*GIVEN INSTRUCTION:* Every entry should be repeated exactly. Omit the pictures.
>> Begin DATA EXCERPTS
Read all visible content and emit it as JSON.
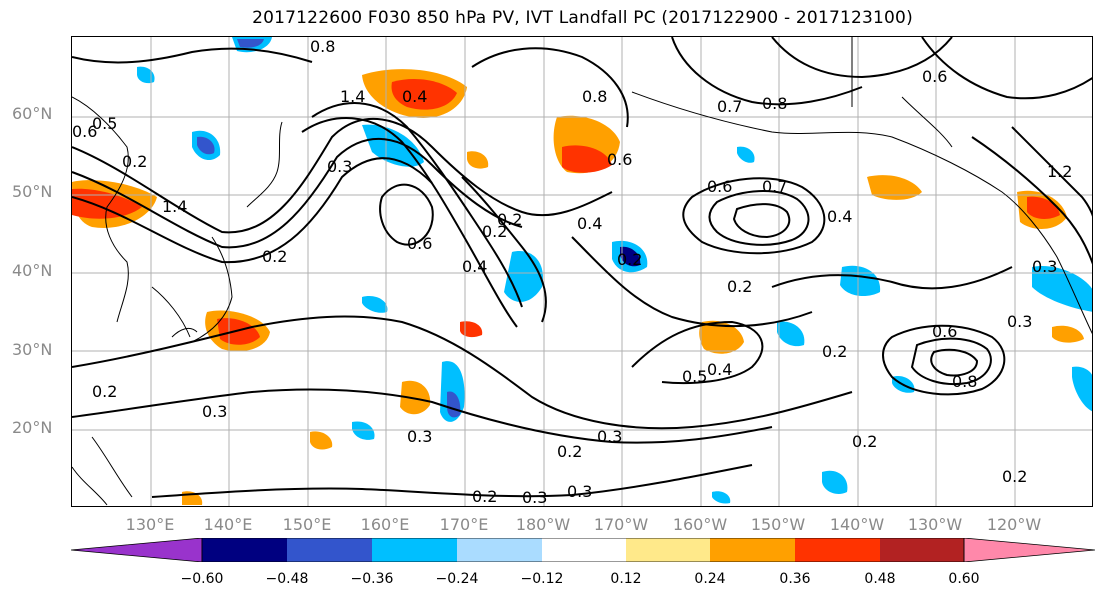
{
  "title": "2017122600 F030 850 hPa PV, IVT Landfall PC (2017122900 - 2017123100)",
  "lat_labels": [
    "60°N",
    "50°N",
    "40°N",
    "30°N",
    "20°N"
  ],
  "lon_labels": [
    "130°E",
    "140°E",
    "150°E",
    "160°E",
    "170°E",
    "180°W",
    "170°W",
    "160°W",
    "150°W",
    "140°W",
    "130°W",
    "120°W"
  ],
  "colorbar": {
    "ticks": [
      "−0.60",
      "−0.48",
      "−0.36",
      "−0.24",
      "−0.12",
      "0.12",
      "0.24",
      "0.36",
      "0.48",
      "0.60"
    ],
    "colors": [
      "#9933cc",
      "#000080",
      "#3355cc",
      "#00bfff",
      "#aadcff",
      "#ffffff",
      "#ffe98a",
      "#ffa000",
      "#ff3300",
      "#b22222",
      "#ff88aa"
    ]
  },
  "contour_labels": [
    "0.8",
    "1.4",
    "0.5",
    "0.6",
    "0.4",
    "0.3",
    "0.2",
    "0.4",
    "0.6",
    "0.2",
    "0.4",
    "0.8",
    "0.7",
    "0.8",
    "0.4",
    "0.6",
    "0.2",
    "0.3",
    "0.2",
    "0.3",
    "0.2",
    "0.3",
    "0.2",
    "0.5",
    "0.4",
    "0.2",
    "0.3",
    "0.8",
    "0.6",
    "0.3",
    "0.2",
    "0.2",
    "0.3",
    "1.2",
    "0.6",
    "0.2",
    "0.2",
    "0.3",
    "0.2",
    "0.6",
    "1.4",
    "0.7"
  ]
}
>> End DATA EXCERPTS
*SOLUTION FOR THIS TASK:*
Read all visible content and emit it as JSON.
{
  "title": "2017122600 F030 850 hPa PV, IVT Landfall PC (2017122900 - 2017123100)",
  "lat_labels": [
    "60°N",
    "50°N",
    "40°N",
    "30°N",
    "20°N"
  ],
  "lon_labels": [
    "130°E",
    "140°E",
    "150°E",
    "160°E",
    "170°E",
    "180°W",
    "170°W",
    "160°W",
    "150°W",
    "140°W",
    "130°W",
    "120°W"
  ],
  "colorbar": {
    "ticks": [
      "−0.60",
      "−0.48",
      "−0.36",
      "−0.24",
      "−0.12",
      "0.12",
      "0.24",
      "0.36",
      "0.48",
      "0.60"
    ],
    "colors": [
      "#9933cc",
      "#000080",
      "#3355cc",
      "#00bfff",
      "#aadcff",
      "#ffffff",
      "#ffe98a",
      "#ffa000",
      "#ff3300",
      "#b22222",
      "#ff88aa"
    ]
  },
  "contour_labels": [
    "0.8",
    "1.4",
    "0.5",
    "0.6",
    "0.4",
    "0.3",
    "0.2",
    "0.4",
    "0.6",
    "0.2",
    "0.4",
    "0.8",
    "0.7",
    "0.8",
    "0.4",
    "0.6",
    "0.2",
    "0.3",
    "0.2",
    "0.3",
    "0.2",
    "0.3",
    "0.2",
    "0.5",
    "0.4",
    "0.2",
    "0.3",
    "0.8",
    "0.6",
    "0.3",
    "0.2",
    "0.2",
    "0.3",
    "1.2",
    "0.6",
    "0.2",
    "0.2",
    "0.3",
    "0.2",
    "0.6",
    "1.4",
    "0.7"
  ]
}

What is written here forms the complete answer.